| Given instruction |
Each record below should be output verbatim, without pictures.

— Begin —

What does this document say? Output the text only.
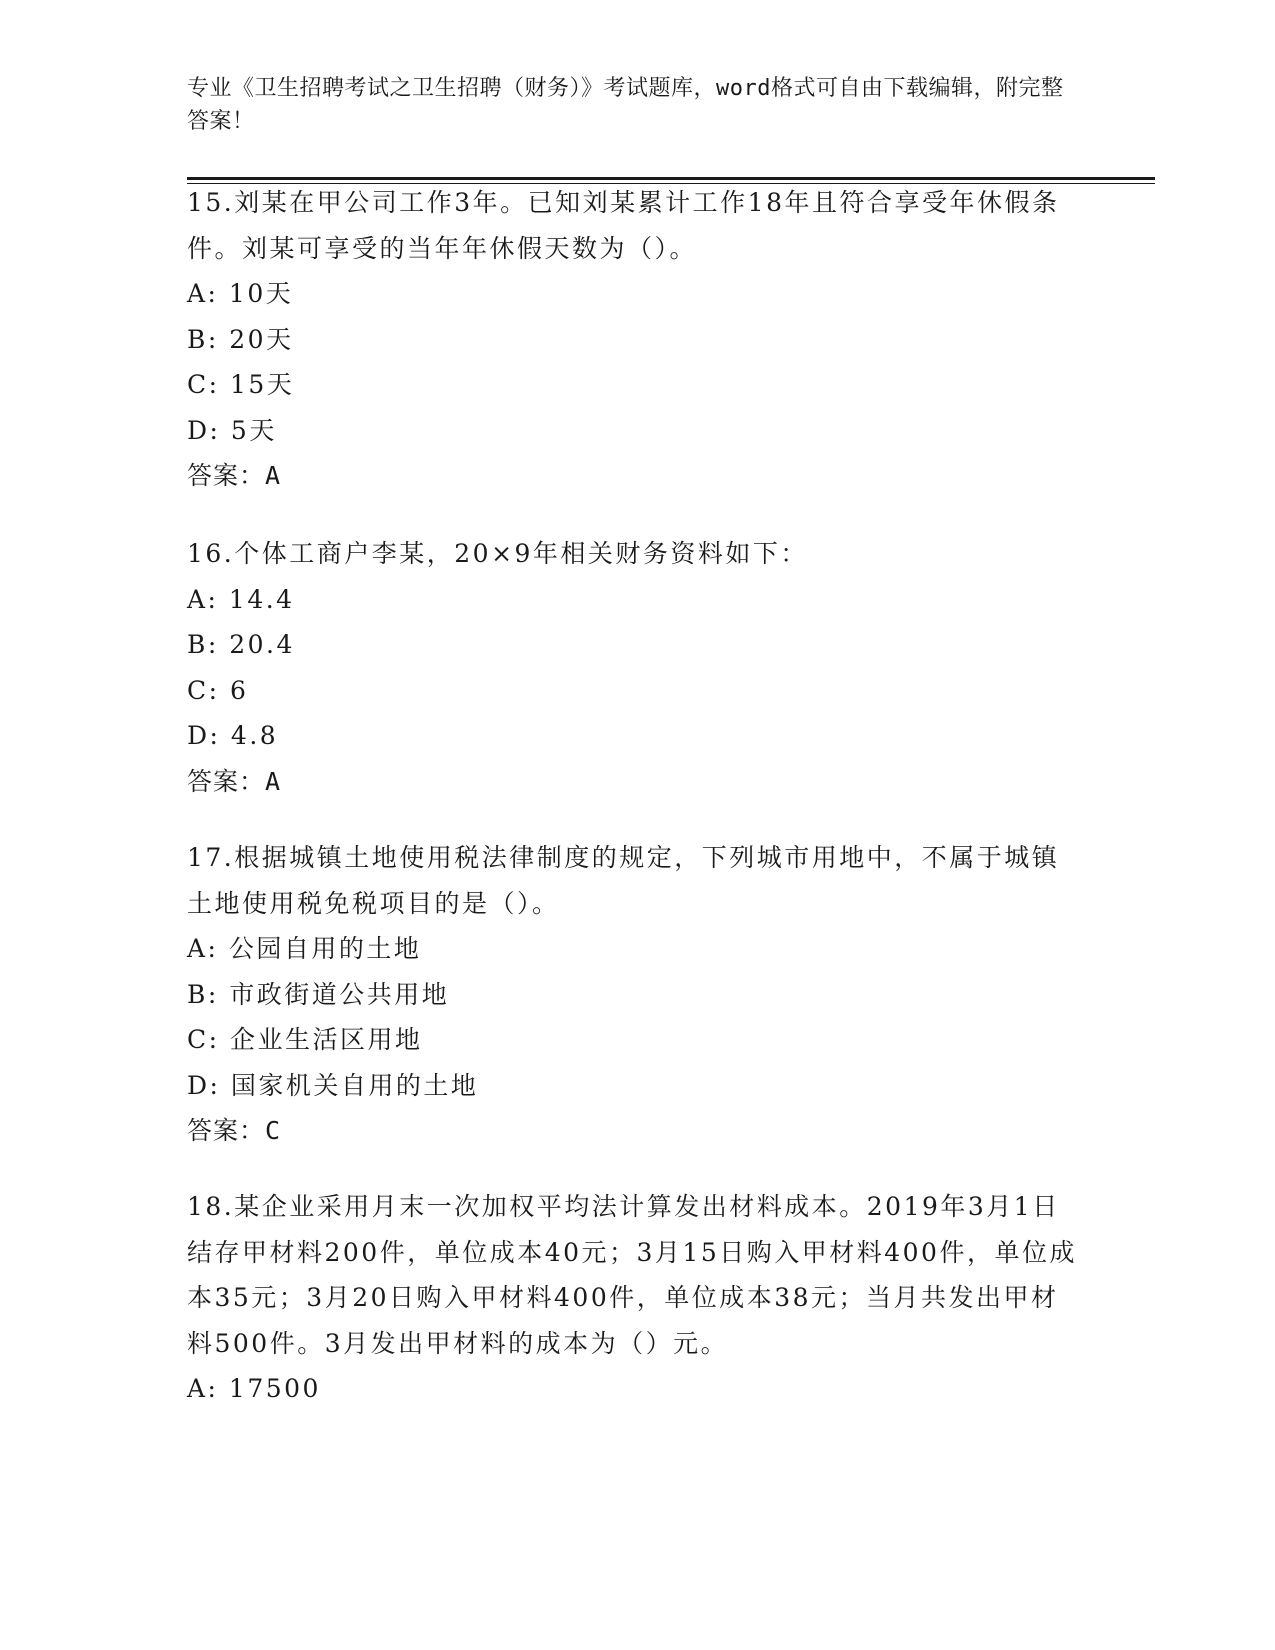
专业《卫生招聘考试之卫生招聘（财务）》考试题库，word格式可自由下载编辑，附完整答案！

15.刘某在甲公司工作3年。已知刘某累计工作18年且符合享受年休假条件。刘某可享受的当年年休假天数为（）。

A: 10天

B: 20天

C: 15天

D: 5天

答案：A

16.个体工商户李某，20×9年相关财务资料如下：

A: 14.4

B: 20.4

C: 6

D: 4.8

答案：A

17.根据城镇土地使用税法律制度的规定，下列城市用地中，不属于城镇土地使用税免税项目的是（）。

A: 公园自用的土地

B: 市政街道公共用地

C: 企业生活区用地

D: 国家机关自用的土地

答案：C

18.某企业采用月末一次加权平均法计算发出材料成本。2019年3月1日结存甲材料200件，单位成本40元；3月15日购入甲材料400件，单位成本35元；3月20日购入甲材料400件，单位成本38元；当月共发出甲材料500件。3月发出甲材料的成本为（）元。

A: 17500
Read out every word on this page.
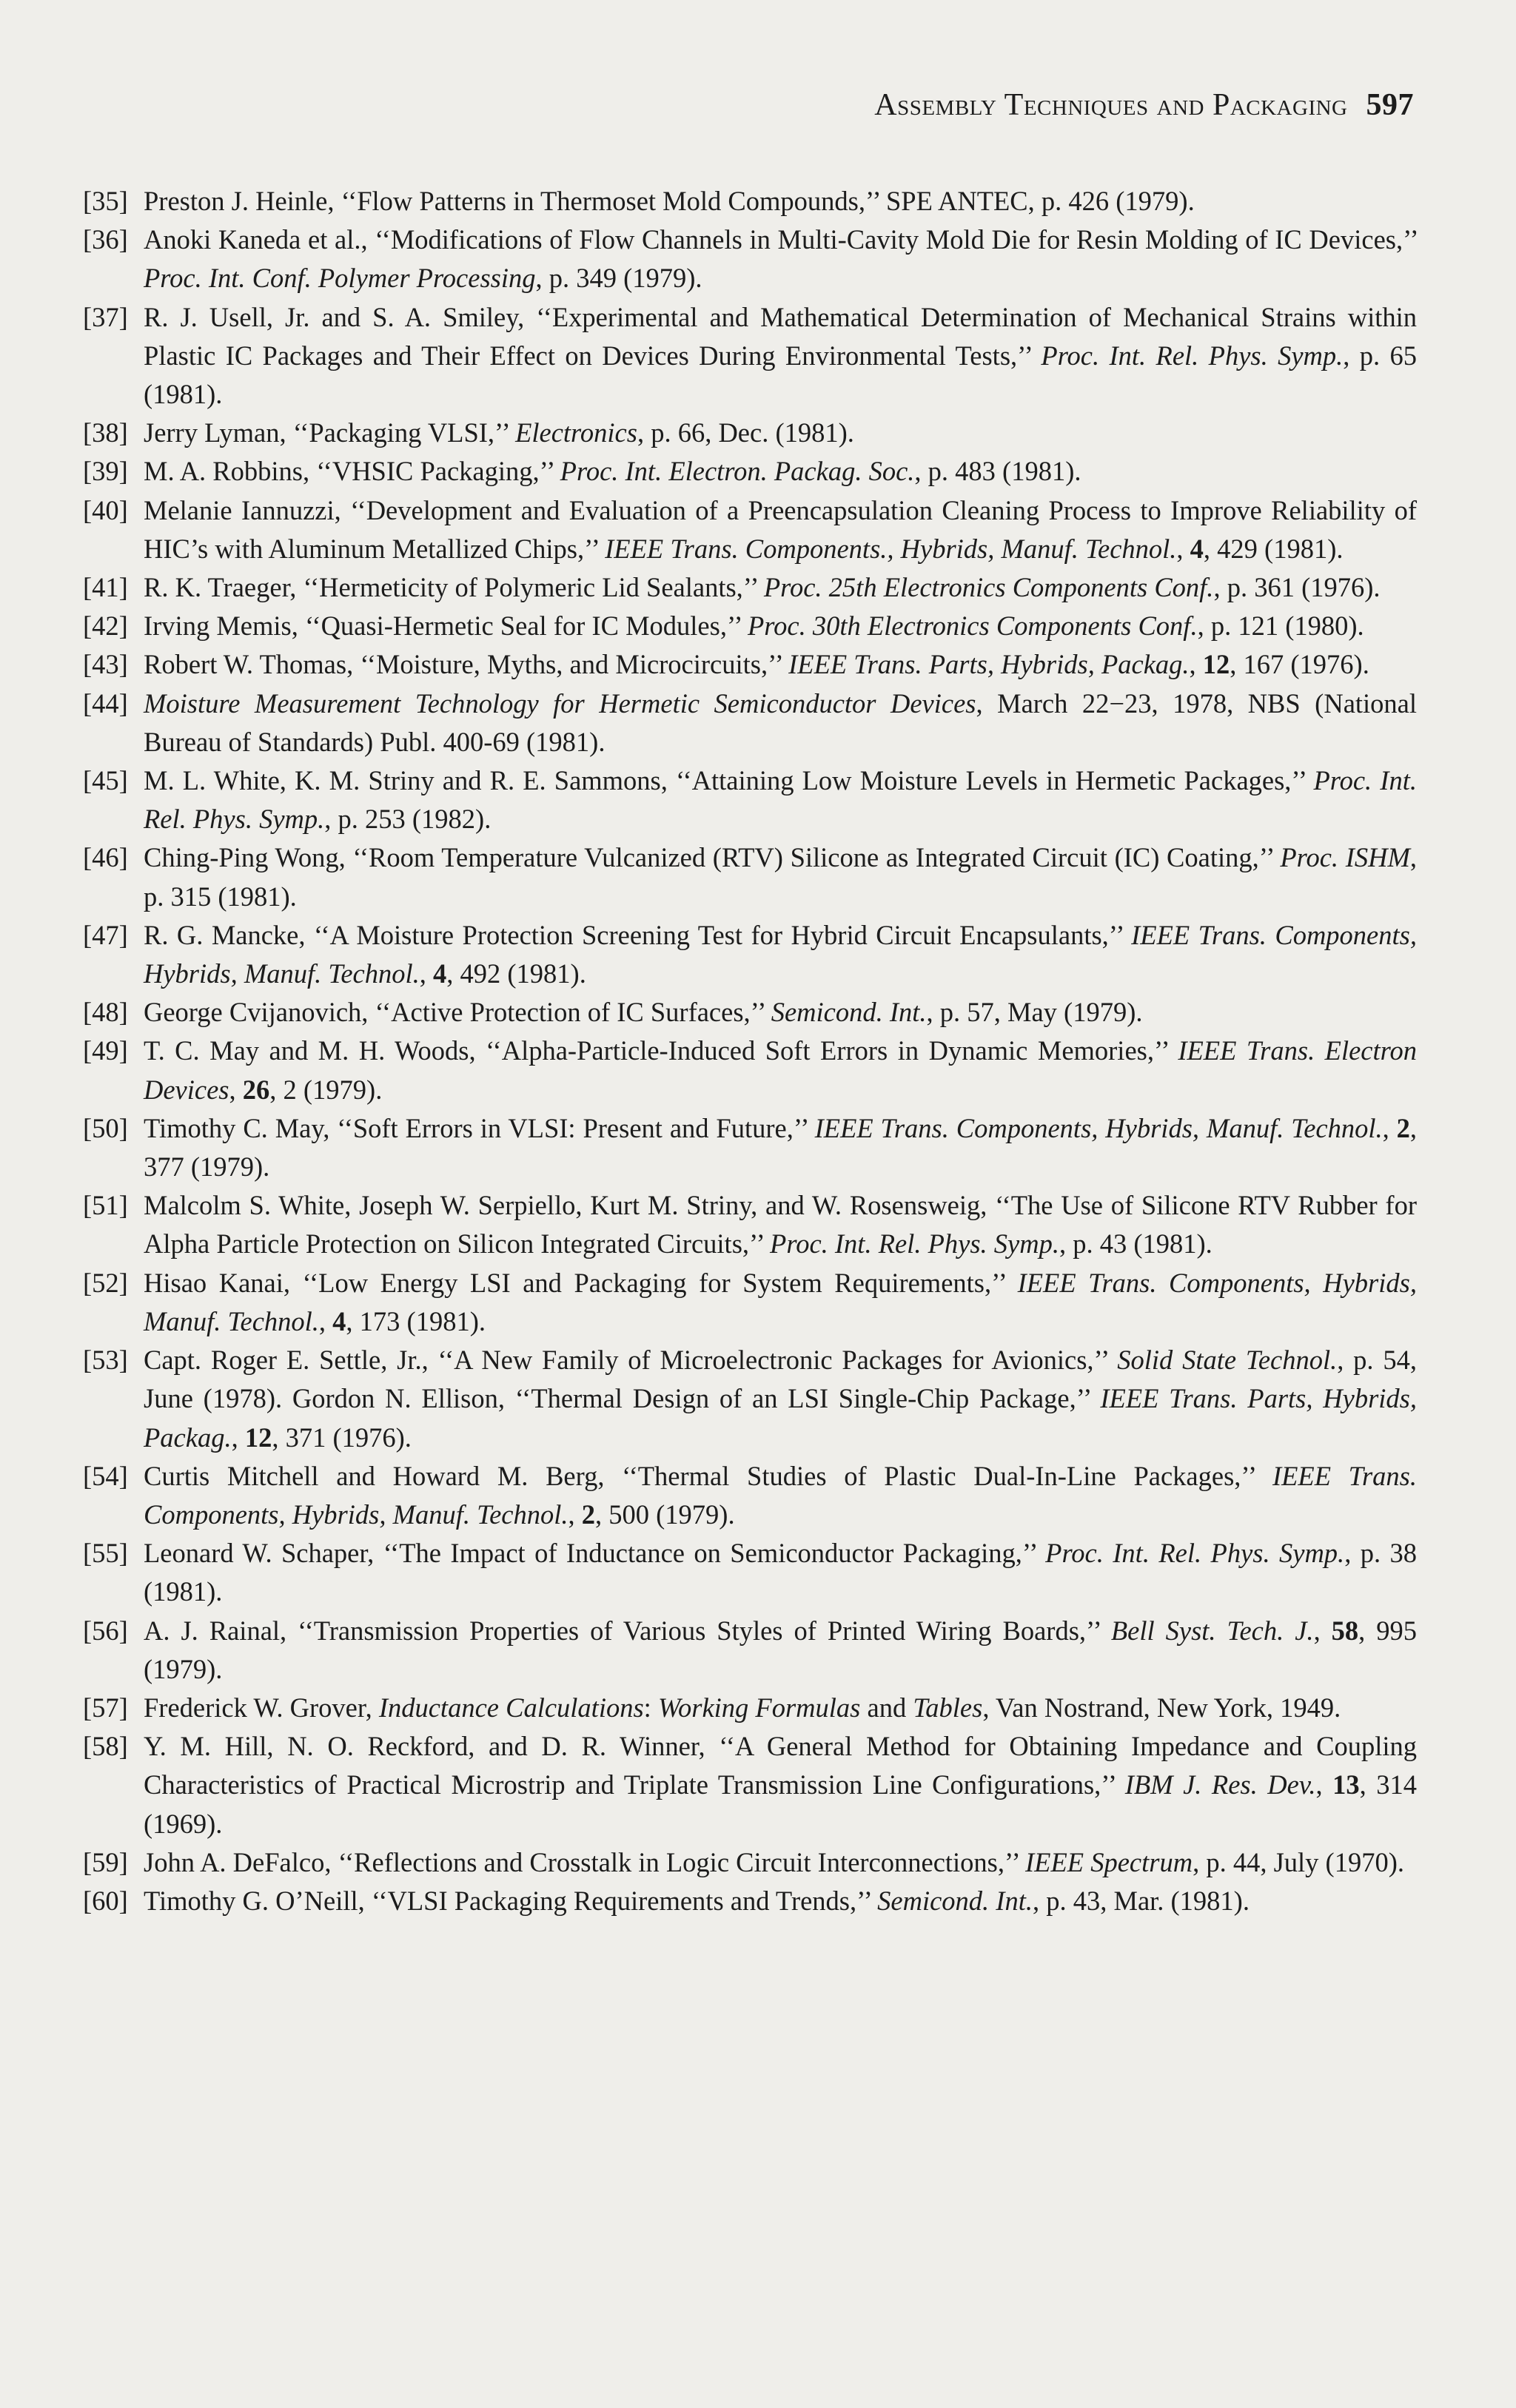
Assembly Techniques and Packaging 597
[35] Preston J. Heinle, ‘‘Flow Patterns in Thermoset Mold Compounds,’’ SPE ANTEC, p. 426 (1979).
[36] Anoki Kaneda et al., ‘‘Modifications of Flow Channels in Multi-Cavity Mold Die for Resin Molding of IC Devices,’’ Proc. Int. Conf. Polymer Processing, p. 349 (1979).
[37] R. J. Usell, Jr. and S. A. Smiley, ‘‘Experimental and Mathematical Determination of Mechanical Strains within Plastic IC Packages and Their Effect on Devices During Environmental Tests,’’ Proc. Int. Rel. Phys. Symp., p. 65 (1981).
[38] Jerry Lyman, ‘‘Packaging VLSI,’’ Electronics, p. 66, Dec. (1981).
[39] M. A. Robbins, ‘‘VHSIC Packaging,’’ Proc. Int. Electron. Packag. Soc., p. 483 (1981).
[40] Melanie Iannuzzi, ‘‘Development and Evaluation of a Preencapsulation Cleaning Process to Improve Reliability of HIC’s with Aluminum Metallized Chips,’’ IEEE Trans. Components., Hybrids, Manuf. Technol., 4, 429 (1981).
[41] R. K. Traeger, ‘‘Hermeticity of Polymeric Lid Sealants,’’ Proc. 25th Electronics Components Conf., p. 361 (1976).
[42] Irving Memis, ‘‘Quasi-Hermetic Seal for IC Modules,’’ Proc. 30th Electronics Components Conf., p. 121 (1980).
[43] Robert W. Thomas, ‘‘Moisture, Myths, and Microcircuits,’’ IEEE Trans. Parts, Hybrids, Packag., 12, 167 (1976).
[44] Moisture Measurement Technology for Hermetic Semiconductor Devices, March 22−23, 1978, NBS (National Bureau of Standards) Publ. 400-69 (1981).
[45] M. L. White, K. M. Striny and R. E. Sammons, ‘‘Attaining Low Moisture Levels in Hermetic Packages,’’ Proc. Int. Rel. Phys. Symp., p. 253 (1982).
[46] Ching-Ping Wong, ‘‘Room Temperature Vulcanized (RTV) Silicone as Integrated Circuit (IC) Coating,’’ Proc. ISHM, p. 315 (1981).
[47] R. G. Mancke, ‘‘A Moisture Protection Screening Test for Hybrid Circuit Encapsulants,’’ IEEE Trans. Components, Hybrids, Manuf. Technol., 4, 492 (1981).
[48] George Cvijanovich, ‘‘Active Protection of IC Surfaces,’’ Semicond. Int., p. 57, May (1979).
[49] T. C. May and M. H. Woods, ‘‘Alpha-Particle-Induced Soft Errors in Dynamic Memories,’’ IEEE Trans. Electron Devices, 26, 2 (1979).
[50] Timothy C. May, ‘‘Soft Errors in VLSI: Present and Future,’’ IEEE Trans. Components, Hybrids, Manuf. Technol., 2, 377 (1979).
[51] Malcolm S. White, Joseph W. Serpiello, Kurt M. Striny, and W. Rosensweig, ‘‘The Use of Silicone RTV Rubber for Alpha Particle Protection on Silicon Integrated Circuits,’’ Proc. Int. Rel. Phys. Symp., p. 43 (1981).
[52] Hisao Kanai, ‘‘Low Energy LSI and Packaging for System Requirements,’’ IEEE Trans. Components, Hybrids, Manuf. Technol., 4, 173 (1981).
[53] Capt. Roger E. Settle, Jr., ‘‘A New Family of Microelectronic Packages for Avionics,’’ Solid State Technol., p. 54, June (1978). Gordon N. Ellison, ‘‘Thermal Design of an LSI Single-Chip Package,’’ IEEE Trans. Parts, Hybrids, Packag., 12, 371 (1976).
[54] Curtis Mitchell and Howard M. Berg, ‘‘Thermal Studies of Plastic Dual-In-Line Packages,’’ IEEE Trans. Components, Hybrids, Manuf. Technol., 2, 500 (1979).
[55] Leonard W. Schaper, ‘‘The Impact of Inductance on Semiconductor Packaging,’’ Proc. Int. Rel. Phys. Symp., p. 38 (1981).
[56] A. J. Rainal, ‘‘Transmission Properties of Various Styles of Printed Wiring Boards,’’ Bell Syst. Tech. J., 58, 995 (1979).
[57] Frederick W. Grover, Inductance Calculations: Working Formulas and Tables, Van Nostrand, New York, 1949.
[58] Y. M. Hill, N. O. Reckford, and D. R. Winner, ‘‘A General Method for Obtaining Impedance and Coupling Characteristics of Practical Microstrip and Triplate Transmission Line Configurations,’’ IBM J. Res. Dev., 13, 314 (1969).
[59] John A. DeFalco, ‘‘Reflections and Crosstalk in Logic Circuit Interconnections,’’ IEEE Spectrum, p. 44, July (1970).
[60] Timothy G. O’Neill, ‘‘VLSI Packaging Requirements and Trends,’’ Semicond. Int., p. 43, Mar. (1981).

— End —

| Answer in full |
What does this document say? Output the text only.
专业《卫生招聘考试之卫生招聘（财务）》考试题库，word格式可自由下载编辑，附完整答案！

15.刘某在甲公司工作3年。已知刘某累计工作18年且符合享受年休假条件。刘某可享受的当年年休假天数为（）。

A: 10天

B: 20天

C: 15天

D: 5天

答案：A

16.个体工商户李某，20×9年相关财务资料如下：

A: 14.4

B: 20.4

C: 6

D: 4.8

答案：A

17.根据城镇土地使用税法律制度的规定，下列城市用地中，不属于城镇土地使用税免税项目的是（）。

A: 公园自用的土地

B: 市政街道公共用地

C: 企业生活区用地

D: 国家机关自用的土地

答案：C

18.某企业采用月末一次加权平均法计算发出材料成本。2019年3月1日结存甲材料200件，单位成本40元；3月15日购入甲材料400件，单位成本35元；3月20日购入甲材料400件，单位成本38元；当月共发出甲材料500件。3月发出甲材料的成本为（）元。

A: 17500
Read out every word on this page.
Assembly Techniques and Packaging 597
[35] Preston J. Heinle, ‘‘Flow Patterns in Thermoset Mold Compounds,’’ SPE ANTEC, p. 426 (1979).
[36] Anoki Kaneda et al., ‘‘Modifications of Flow Channels in Multi-Cavity Mold Die for Resin Molding of IC Devices,’’ Proc. Int. Conf. Polymer Processing, p. 349 (1979).
[37] R. J. Usell, Jr. and S. A. Smiley, ‘‘Experimental and Mathematical Determination of Mechanical Strains within Plastic IC Packages and Their Effect on Devices During Environmental Tests,’’ Proc. Int. Rel. Phys. Symp., p. 65 (1981).
[38] Jerry Lyman, ‘‘Packaging VLSI,’’ Electronics, p. 66, Dec. (1981).
[39] M. A. Robbins, ‘‘VHSIC Packaging,’’ Proc. Int. Electron. Packag. Soc., p. 483 (1981).
[40] Melanie Iannuzzi, ‘‘Development and Evaluation of a Preencapsulation Cleaning Process to Improve Reliability of HIC’s with Aluminum Metallized Chips,’’ IEEE Trans. Components., Hybrids, Manuf. Technol., 4, 429 (1981).
[41] R. K. Traeger, ‘‘Hermeticity of Polymeric Lid Sealants,’’ Proc. 25th Electronics Components Conf., p. 361 (1976).
[42] Irving Memis, ‘‘Quasi-Hermetic Seal for IC Modules,’’ Proc. 30th Electronics Components Conf., p. 121 (1980).
[43] Robert W. Thomas, ‘‘Moisture, Myths, and Microcircuits,’’ IEEE Trans. Parts, Hybrids, Packag., 12, 167 (1976).
[44] Moisture Measurement Technology for Hermetic Semiconductor Devices, March 22−23, 1978, NBS (National Bureau of Standards) Publ. 400-69 (1981).
[45] M. L. White, K. M. Striny and R. E. Sammons, ‘‘Attaining Low Moisture Levels in Hermetic Packages,’’ Proc. Int. Rel. Phys. Symp., p. 253 (1982).
[46] Ching-Ping Wong, ‘‘Room Temperature Vulcanized (RTV) Silicone as Integrated Circuit (IC) Coating,’’ Proc. ISHM, p. 315 (1981).
[47] R. G. Mancke, ‘‘A Moisture Protection Screening Test for Hybrid Circuit Encapsulants,’’ IEEE Trans. Components, Hybrids, Manuf. Technol., 4, 492 (1981).
[48] George Cvijanovich, ‘‘Active Protection of IC Surfaces,’’ Semicond. Int., p. 57, May (1979).
[49] T. C. May and M. H. Woods, ‘‘Alpha-Particle-Induced Soft Errors in Dynamic Memories,’’ IEEE Trans. Electron Devices, 26, 2 (1979).
[50] Timothy C. May, ‘‘Soft Errors in VLSI: Present and Future,’’ IEEE Trans. Components, Hybrids, Manuf. Technol., 2, 377 (1979).
[51] Malcolm S. White, Joseph W. Serpiello, Kurt M. Striny, and W. Rosensweig, ‘‘The Use of Silicone RTV Rubber for Alpha Particle Protection on Silicon Integrated Circuits,’’ Proc. Int. Rel. Phys. Symp., p. 43 (1981).
[52] Hisao Kanai, ‘‘Low Energy LSI and Packaging for System Requirements,’’ IEEE Trans. Components, Hybrids, Manuf. Technol., 4, 173 (1981).
[53] Capt. Roger E. Settle, Jr., ‘‘A New Family of Microelectronic Packages for Avionics,’’ Solid State Technol., p. 54, June (1978). Gordon N. Ellison, ‘‘Thermal Design of an LSI Single-Chip Package,’’ IEEE Trans. Parts, Hybrids, Packag., 12, 371 (1976).
[54] Curtis Mitchell and Howard M. Berg, ‘‘Thermal Studies of Plastic Dual-In-Line Packages,’’ IEEE Trans. Components, Hybrids, Manuf. Technol., 2, 500 (1979).
[55] Leonard W. Schaper, ‘‘The Impact of Inductance on Semiconductor Packaging,’’ Proc. Int. Rel. Phys. Symp., p. 38 (1981).
[56] A. J. Rainal, ‘‘Transmission Properties of Various Styles of Printed Wiring Boards,’’ Bell Syst. Tech. J., 58, 995 (1979).
[57] Frederick W. Grover, Inductance Calculations: Working Formulas and Tables, Van Nostrand, New York, 1949.
[58] Y. M. Hill, N. O. Reckford, and D. R. Winner, ‘‘A General Method for Obtaining Impedance and Coupling Characteristics of Practical Microstrip and Triplate Transmission Line Configurations,’’ IBM J. Res. Dev., 13, 314 (1969).
[59] John A. DeFalco, ‘‘Reflections and Crosstalk in Logic Circuit Interconnections,’’ IEEE Spectrum, p. 44, July (1970).
[60] Timothy G. O’Neill, ‘‘VLSI Packaging Requirements and Trends,’’ Semicond. Int., p. 43, Mar. (1981).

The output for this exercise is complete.